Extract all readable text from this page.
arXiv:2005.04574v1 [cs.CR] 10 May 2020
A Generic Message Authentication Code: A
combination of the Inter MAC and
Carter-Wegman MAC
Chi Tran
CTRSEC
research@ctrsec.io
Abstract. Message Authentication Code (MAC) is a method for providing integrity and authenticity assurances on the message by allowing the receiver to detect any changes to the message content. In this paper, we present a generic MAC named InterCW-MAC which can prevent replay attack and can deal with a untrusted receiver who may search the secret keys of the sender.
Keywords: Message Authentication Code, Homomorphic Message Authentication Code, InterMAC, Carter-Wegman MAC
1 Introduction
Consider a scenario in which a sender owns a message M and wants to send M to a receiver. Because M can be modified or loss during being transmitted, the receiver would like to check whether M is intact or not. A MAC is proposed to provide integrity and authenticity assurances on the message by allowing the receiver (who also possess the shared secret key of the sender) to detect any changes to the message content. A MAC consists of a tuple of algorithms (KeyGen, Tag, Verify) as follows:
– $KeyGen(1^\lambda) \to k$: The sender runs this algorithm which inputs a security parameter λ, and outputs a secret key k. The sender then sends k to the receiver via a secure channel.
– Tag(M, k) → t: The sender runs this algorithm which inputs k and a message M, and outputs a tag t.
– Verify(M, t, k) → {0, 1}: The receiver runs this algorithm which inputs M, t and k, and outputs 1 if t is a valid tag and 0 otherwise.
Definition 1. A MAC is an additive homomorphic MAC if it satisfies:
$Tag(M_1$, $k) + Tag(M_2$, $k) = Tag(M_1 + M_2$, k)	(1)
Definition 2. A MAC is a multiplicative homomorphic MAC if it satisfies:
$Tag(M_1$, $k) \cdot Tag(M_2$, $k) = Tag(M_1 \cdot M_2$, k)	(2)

• • • •

_What the task requires_
Of the lines in the records, determine how many contain the word "Wegman", and report that number alone.

_Solution_
2